-- Begin Records for processing --
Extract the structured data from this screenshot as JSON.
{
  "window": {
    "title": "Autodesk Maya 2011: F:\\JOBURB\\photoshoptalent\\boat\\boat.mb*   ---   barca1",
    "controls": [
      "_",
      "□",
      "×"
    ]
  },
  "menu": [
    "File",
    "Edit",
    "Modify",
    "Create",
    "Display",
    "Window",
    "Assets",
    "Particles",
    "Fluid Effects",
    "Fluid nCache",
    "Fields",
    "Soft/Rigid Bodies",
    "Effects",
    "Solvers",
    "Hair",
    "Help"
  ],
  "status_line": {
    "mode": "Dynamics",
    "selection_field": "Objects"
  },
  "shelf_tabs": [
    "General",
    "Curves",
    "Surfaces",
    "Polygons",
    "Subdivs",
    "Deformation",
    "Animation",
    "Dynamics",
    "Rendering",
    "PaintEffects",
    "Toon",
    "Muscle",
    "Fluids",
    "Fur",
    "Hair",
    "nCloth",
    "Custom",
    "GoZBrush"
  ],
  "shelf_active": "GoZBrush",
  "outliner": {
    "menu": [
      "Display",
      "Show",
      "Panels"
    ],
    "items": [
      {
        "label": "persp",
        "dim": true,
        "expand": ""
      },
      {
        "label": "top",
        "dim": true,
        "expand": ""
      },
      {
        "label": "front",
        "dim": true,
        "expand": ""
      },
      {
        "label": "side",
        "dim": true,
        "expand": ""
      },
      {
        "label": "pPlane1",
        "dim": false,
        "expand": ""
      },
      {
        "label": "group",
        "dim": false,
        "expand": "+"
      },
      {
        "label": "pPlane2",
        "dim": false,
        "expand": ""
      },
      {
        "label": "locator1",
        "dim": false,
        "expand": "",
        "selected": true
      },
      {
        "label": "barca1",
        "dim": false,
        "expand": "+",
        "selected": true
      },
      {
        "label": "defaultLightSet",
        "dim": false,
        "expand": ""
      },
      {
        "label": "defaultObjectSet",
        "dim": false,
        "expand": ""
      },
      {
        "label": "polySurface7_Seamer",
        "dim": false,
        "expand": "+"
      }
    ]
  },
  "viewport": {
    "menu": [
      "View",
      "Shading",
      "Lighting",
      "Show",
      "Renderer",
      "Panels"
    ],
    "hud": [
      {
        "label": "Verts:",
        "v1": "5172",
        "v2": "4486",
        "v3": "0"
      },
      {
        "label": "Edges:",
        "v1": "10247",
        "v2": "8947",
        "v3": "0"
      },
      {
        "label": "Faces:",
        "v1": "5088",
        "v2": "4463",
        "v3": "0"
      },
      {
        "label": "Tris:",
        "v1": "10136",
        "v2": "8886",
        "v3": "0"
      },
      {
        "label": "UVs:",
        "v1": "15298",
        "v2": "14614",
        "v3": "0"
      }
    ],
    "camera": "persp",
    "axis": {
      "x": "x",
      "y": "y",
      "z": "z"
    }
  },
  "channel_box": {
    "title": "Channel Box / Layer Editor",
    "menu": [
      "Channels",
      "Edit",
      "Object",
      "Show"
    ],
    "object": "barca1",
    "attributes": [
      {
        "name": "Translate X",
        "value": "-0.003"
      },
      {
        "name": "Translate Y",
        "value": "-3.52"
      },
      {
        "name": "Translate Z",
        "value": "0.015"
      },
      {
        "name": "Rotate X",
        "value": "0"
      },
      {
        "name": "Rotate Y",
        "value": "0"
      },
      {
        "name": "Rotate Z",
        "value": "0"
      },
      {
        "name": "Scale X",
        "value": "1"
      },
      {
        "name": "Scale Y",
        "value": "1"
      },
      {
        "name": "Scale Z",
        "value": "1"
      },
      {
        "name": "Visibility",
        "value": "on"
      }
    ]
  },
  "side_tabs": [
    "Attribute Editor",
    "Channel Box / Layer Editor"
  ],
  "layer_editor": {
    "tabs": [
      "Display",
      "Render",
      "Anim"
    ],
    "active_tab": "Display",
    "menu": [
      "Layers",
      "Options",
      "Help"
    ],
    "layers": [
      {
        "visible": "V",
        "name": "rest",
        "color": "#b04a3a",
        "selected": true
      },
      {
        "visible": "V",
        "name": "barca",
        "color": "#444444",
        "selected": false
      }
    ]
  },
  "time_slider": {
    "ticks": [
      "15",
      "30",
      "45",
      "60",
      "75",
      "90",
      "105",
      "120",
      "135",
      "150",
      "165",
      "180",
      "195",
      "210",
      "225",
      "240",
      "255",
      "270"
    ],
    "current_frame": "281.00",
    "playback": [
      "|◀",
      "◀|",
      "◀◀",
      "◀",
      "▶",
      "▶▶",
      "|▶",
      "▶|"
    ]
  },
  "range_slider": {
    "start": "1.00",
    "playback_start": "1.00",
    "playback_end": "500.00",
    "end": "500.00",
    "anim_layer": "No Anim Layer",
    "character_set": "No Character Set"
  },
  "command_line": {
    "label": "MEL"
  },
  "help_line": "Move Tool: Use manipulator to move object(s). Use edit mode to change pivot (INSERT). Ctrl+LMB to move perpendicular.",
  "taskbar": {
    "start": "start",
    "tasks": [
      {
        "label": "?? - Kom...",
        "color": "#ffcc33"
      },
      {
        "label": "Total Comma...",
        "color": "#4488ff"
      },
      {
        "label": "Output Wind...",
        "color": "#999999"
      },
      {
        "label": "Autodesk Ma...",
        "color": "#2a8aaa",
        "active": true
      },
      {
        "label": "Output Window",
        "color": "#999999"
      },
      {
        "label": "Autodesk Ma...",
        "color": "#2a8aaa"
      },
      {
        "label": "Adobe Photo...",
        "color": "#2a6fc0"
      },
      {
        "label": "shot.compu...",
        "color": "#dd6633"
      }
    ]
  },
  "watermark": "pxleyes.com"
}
-- End Records for processing --
#### [The request]
Write out every record verbatim.

#### [Finished answer]
Extract the structured data from this screenshot as JSON.
{
  "window": {
    "title": "Autodesk Maya 2011: F:\\JOBURB\\photoshoptalent\\boat\\boat.mb*   ---   barca1",
    "controls": [
      "_",
      "□",
      "×"
    ]
  },
  "menu": [
    "File",
    "Edit",
    "Modify",
    "Create",
    "Display",
    "Window",
    "Assets",
    "Particles",
    "Fluid Effects",
    "Fluid nCache",
    "Fields",
    "Soft/Rigid Bodies",
    "Effects",
    "Solvers",
    "Hair",
    "Help"
  ],
  "status_line": {
    "mode": "Dynamics",
    "selection_field": "Objects"
  },
  "shelf_tabs": [
    "General",
    "Curves",
    "Surfaces",
    "Polygons",
    "Subdivs",
    "Deformation",
    "Animation",
    "Dynamics",
    "Rendering",
    "PaintEffects",
    "Toon",
    "Muscle",
    "Fluids",
    "Fur",
    "Hair",
    "nCloth",
    "Custom",
    "GoZBrush"
  ],
  "shelf_active": "GoZBrush",
  "outliner": {
    "menu": [
      "Display",
      "Show",
      "Panels"
    ],
    "items": [
      {
        "label": "persp",
        "dim": true,
        "expand": ""
      },
      {
        "label": "top",
        "dim": true,
        "expand": ""
      },
      {
        "label": "front",
        "dim": true,
        "expand": ""
      },
      {
        "label": "side",
        "dim": true,
        "expand": ""
      },
      {
        "label": "pPlane1",
        "dim": false,
        "expand": ""
      },
      {
        "label": "group",
        "dim": false,
        "expand": "+"
      },
      {
        "label": "pPlane2",
        "dim": false,
        "expand": ""
      },
      {
        "label": "locator1",
        "dim": false,
        "expand": "",
        "selected": true
      },
      {
        "label": "barca1",
        "dim": false,
        "expand": "+",
        "selected": true
      },
      {
        "label": "defaultLightSet",
        "dim": false,
        "expand": ""
      },
      {
        "label": "defaultObjectSet",
        "dim": false,
        "expand": ""
      },
      {
        "label": "polySurface7_Seamer",
        "dim": false,
        "expand": "+"
      }
    ]
  },
  "viewport": {
    "menu": [
      "View",
      "Shading",
      "Lighting",
      "Show",
      "Renderer",
      "Panels"
    ],
    "hud": [
      {
        "label": "Verts:",
        "v1": "5172",
        "v2": "4486",
        "v3": "0"
      },
      {
        "label": "Edges:",
        "v1": "10247",
        "v2": "8947",
        "v3": "0"
      },
      {
        "label": "Faces:",
        "v1": "5088",
        "v2": "4463",
        "v3": "0"
      },
      {
        "label": "Tris:",
        "v1": "10136",
        "v2": "8886",
        "v3": "0"
      },
      {
        "label": "UVs:",
        "v1": "15298",
        "v2": "14614",
        "v3": "0"
      }
    ],
    "camera": "persp",
    "axis": {
      "x": "x",
      "y": "y",
      "z": "z"
    }
  },
  "channel_box": {
    "title": "Channel Box / Layer Editor",
    "menu": [
      "Channels",
      "Edit",
      "Object",
      "Show"
    ],
    "object": "barca1",
    "attributes": [
      {
        "name": "Translate X",
        "value": "-0.003"
      },
      {
        "name": "Translate Y",
        "value": "-3.52"
      },
      {
        "name": "Translate Z",
        "value": "0.015"
      },
      {
        "name": "Rotate X",
        "value": "0"
      },
      {
        "name": "Rotate Y",
        "value": "0"
      },
      {
        "name": "Rotate Z",
        "value": "0"
      },
      {
        "name": "Scale X",
        "value": "1"
      },
      {
        "name": "Scale Y",
        "value": "1"
      },
      {
        "name": "Scale Z",
        "value": "1"
      },
      {
        "name": "Visibility",
        "value": "on"
      }
    ]
  },
  "side_tabs": [
    "Attribute Editor",
    "Channel Box / Layer Editor"
  ],
  "layer_editor": {
    "tabs": [
      "Display",
      "Render",
      "Anim"
    ],
    "active_tab": "Display",
    "menu": [
      "Layers",
      "Options",
      "Help"
    ],
    "layers": [
      {
        "visible": "V",
        "name": "rest",
        "color": "#b04a3a",
        "selected": true
      },
      {
        "visible": "V",
        "name": "barca",
        "color": "#444444",
        "selected": false
      }
    ]
  },
  "time_slider": {
    "ticks": [
      "15",
      "30",
      "45",
      "60",
      "75",
      "90",
      "105",
      "120",
      "135",
      "150",
      "165",
      "180",
      "195",
      "210",
      "225",
      "240",
      "255",
      "270"
    ],
    "current_frame": "281.00",
    "playback": [
      "|◀",
      "◀|",
      "◀◀",
      "◀",
      "▶",
      "▶▶",
      "|▶",
      "▶|"
    ]
  },
  "range_slider": {
    "start": "1.00",
    "playback_start": "1.00",
    "playback_end": "500.00",
    "end": "500.00",
    "anim_layer": "No Anim Layer",
    "character_set": "No Character Set"
  },
  "command_line": {
    "label": "MEL"
  },
  "help_line": "Move Tool: Use manipulator to move object(s). Use edit mode to change pivot (INSERT). Ctrl+LMB to move perpendicular.",
  "taskbar": {
    "start": "start",
    "tasks": [
      {
        "label": "?? - Kom...",
        "color": "#ffcc33"
      },
      {
        "label": "Total Comma...",
        "color": "#4488ff"
      },
      {
        "label": "Output Wind...",
        "color": "#999999"
      },
      {
        "label": "Autodesk Ma...",
        "color": "#2a8aaa",
        "active": true
      },
      {
        "label": "Output Window",
        "color": "#999999"
      },
      {
        "label": "Autodesk Ma...",
        "color": "#2a8aaa"
      },
      {
        "label": "Adobe Photo...",
        "color": "#2a6fc0"
      },
      {
        "label": "shot.compu...",
        "color": "#dd6633"
      }
    ]
  },
  "watermark": "pxleyes.com"
}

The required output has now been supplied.